Exercise brief
Begin at the line with "Decode this image" and output every line through the end of the records, exactly as given. Omit pictures.

━━━ Record set ━━━

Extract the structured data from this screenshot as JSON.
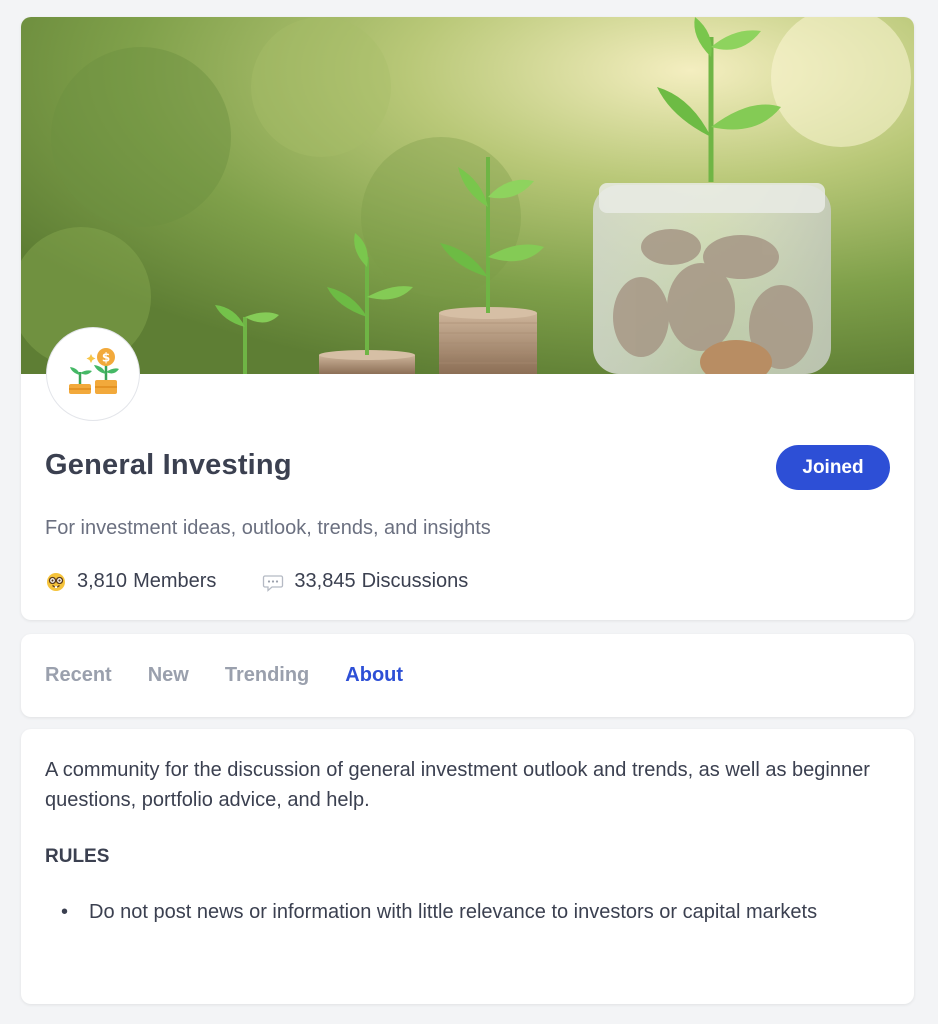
{
  "community": {
    "name": "General Investing",
    "description": "For investment ideas, outlook, trends, and insights",
    "join_label": "Joined",
    "banner_icon": "plant-coins-banner",
    "avatar_icon": "money-plant-icon"
  },
  "stats": {
    "members": {
      "icon": "nerd-face-emoji",
      "count": "3,810",
      "label": "Members"
    },
    "discussions": {
      "icon": "speech-bubble-emoji",
      "count": "33,845",
      "label": "Discussions"
    }
  },
  "tabs": [
    {
      "label": "Recent",
      "active": false
    },
    {
      "label": "New",
      "active": false
    },
    {
      "label": "Trending",
      "active": false
    },
    {
      "label": "About",
      "active": true
    }
  ],
  "about": {
    "text": "A community for the discussion of general investment outlook and trends, as well as beginner questions, portfolio advice, and help.",
    "rules_heading": "RULES",
    "rules": [
      "Do not post news or information with little relevance to investors or capital markets"
    ]
  },
  "colors": {
    "accent": "#2d4fd6",
    "page_background": "#f3f4f6",
    "muted_tab": "#9aa0ad"
  }
}
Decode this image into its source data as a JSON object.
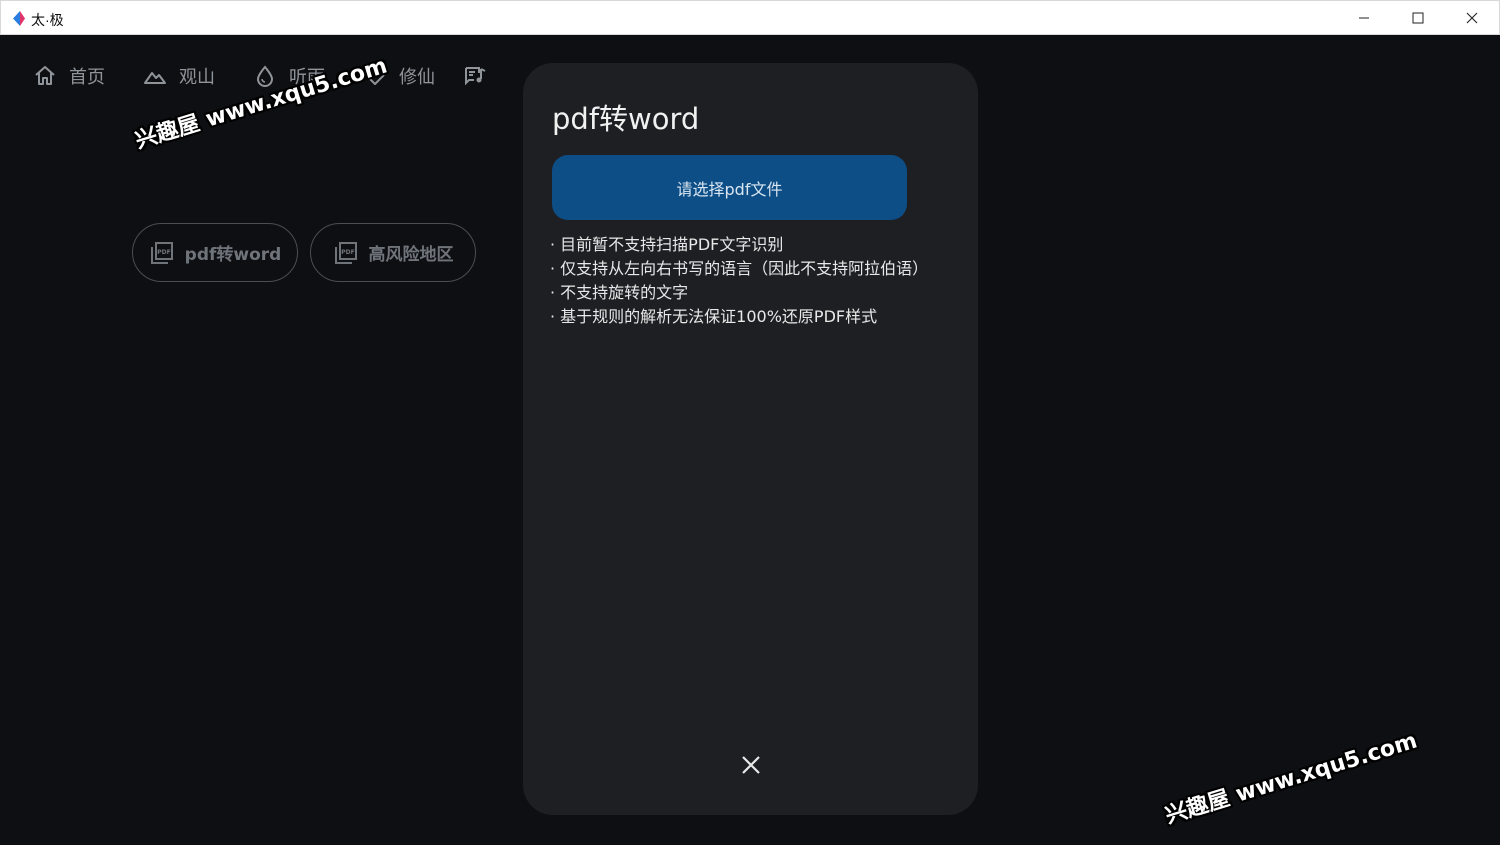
{
  "window": {
    "title": "太·极",
    "controls": {
      "minimize": "minimize-icon",
      "maximize": "maximize-icon",
      "close": "close-icon"
    }
  },
  "nav": {
    "items": [
      {
        "label": "首页",
        "icon": "home-icon"
      },
      {
        "label": "观山",
        "icon": "mountain-icon"
      },
      {
        "label": "听雨",
        "icon": "water-drop-icon"
      },
      {
        "label": "修仙",
        "icon": "heart-icon"
      },
      {
        "label": "",
        "icon": "music-note-icon"
      }
    ]
  },
  "tools": [
    {
      "label": "pdf转word",
      "icon": "pdf-icon"
    },
    {
      "label": "高风险地区",
      "icon": "pdf-icon"
    }
  ],
  "dialog": {
    "title": "pdf转word",
    "select_button": "请选择pdf文件",
    "notes": [
      "目前暂不支持扫描PDF文字识别",
      "仅支持从左向右书写的语言（因此不支持阿拉伯语）",
      "不支持旋转的文字",
      "基于规则的解析无法保证100%还原PDF样式"
    ],
    "close_icon": "close-icon"
  },
  "watermark": {
    "text": "兴趣屋 www.xqu5.com"
  },
  "colors": {
    "background": "#0e0f12",
    "dialog": "#1e1f23",
    "accent": "#0e4e86",
    "nav_text": "#8f949a"
  }
}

━━━

Finished task
Decode this image into its source data as a JSON object.
{
  "window": {
    "title": "太·极",
    "controls": {
      "minimize": "minimize-icon",
      "maximize": "maximize-icon",
      "close": "close-icon"
    }
  },
  "nav": {
    "items": [
      {
        "label": "首页",
        "icon": "home-icon"
      },
      {
        "label": "观山",
        "icon": "mountain-icon"
      },
      {
        "label": "听雨",
        "icon": "water-drop-icon"
      },
      {
        "label": "修仙",
        "icon": "heart-icon"
      },
      {
        "label": "",
        "icon": "music-note-icon"
      }
    ]
  },
  "tools": [
    {
      "label": "pdf转word",
      "icon": "pdf-icon"
    },
    {
      "label": "高风险地区",
      "icon": "pdf-icon"
    }
  ],
  "dialog": {
    "title": "pdf转word",
    "select_button": "请选择pdf文件",
    "notes": [
      "目前暂不支持扫描PDF文字识别",
      "仅支持从左向右书写的语言（因此不支持阿拉伯语）",
      "不支持旋转的文字",
      "基于规则的解析无法保证100%还原PDF样式"
    ],
    "close_icon": "close-icon"
  },
  "watermark": {
    "text": "兴趣屋 www.xqu5.com"
  },
  "colors": {
    "background": "#0e0f12",
    "dialog": "#1e1f23",
    "accent": "#0e4e86",
    "nav_text": "#8f949a"
  }
}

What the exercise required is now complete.